Short task
Copy each line exactly. Drop every picture.

---- Exercise input

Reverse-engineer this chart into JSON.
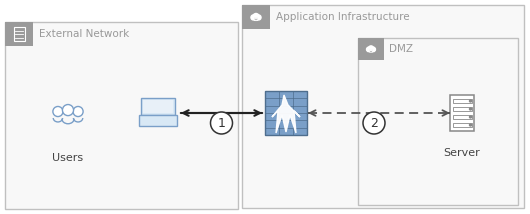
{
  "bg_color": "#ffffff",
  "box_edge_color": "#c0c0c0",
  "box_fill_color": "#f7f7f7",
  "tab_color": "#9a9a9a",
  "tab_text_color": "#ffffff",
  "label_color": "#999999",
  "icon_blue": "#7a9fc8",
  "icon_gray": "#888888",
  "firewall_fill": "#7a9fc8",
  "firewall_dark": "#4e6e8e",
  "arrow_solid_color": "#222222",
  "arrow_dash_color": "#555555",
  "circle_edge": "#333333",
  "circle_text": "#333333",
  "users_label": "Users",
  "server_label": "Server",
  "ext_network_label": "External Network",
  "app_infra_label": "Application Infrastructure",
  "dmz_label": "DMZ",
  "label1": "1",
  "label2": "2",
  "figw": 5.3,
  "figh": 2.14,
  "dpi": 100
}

--------

Solution below
Reverse-engineer this chart into JSON.
{
  "bg_color": "#ffffff",
  "box_edge_color": "#c0c0c0",
  "box_fill_color": "#f7f7f7",
  "tab_color": "#9a9a9a",
  "tab_text_color": "#ffffff",
  "label_color": "#999999",
  "icon_blue": "#7a9fc8",
  "icon_gray": "#888888",
  "firewall_fill": "#7a9fc8",
  "firewall_dark": "#4e6e8e",
  "arrow_solid_color": "#222222",
  "arrow_dash_color": "#555555",
  "circle_edge": "#333333",
  "circle_text": "#333333",
  "users_label": "Users",
  "server_label": "Server",
  "ext_network_label": "External Network",
  "app_infra_label": "Application Infrastructure",
  "dmz_label": "DMZ",
  "label1": "1",
  "label2": "2",
  "figw": 5.3,
  "figh": 2.14,
  "dpi": 100
}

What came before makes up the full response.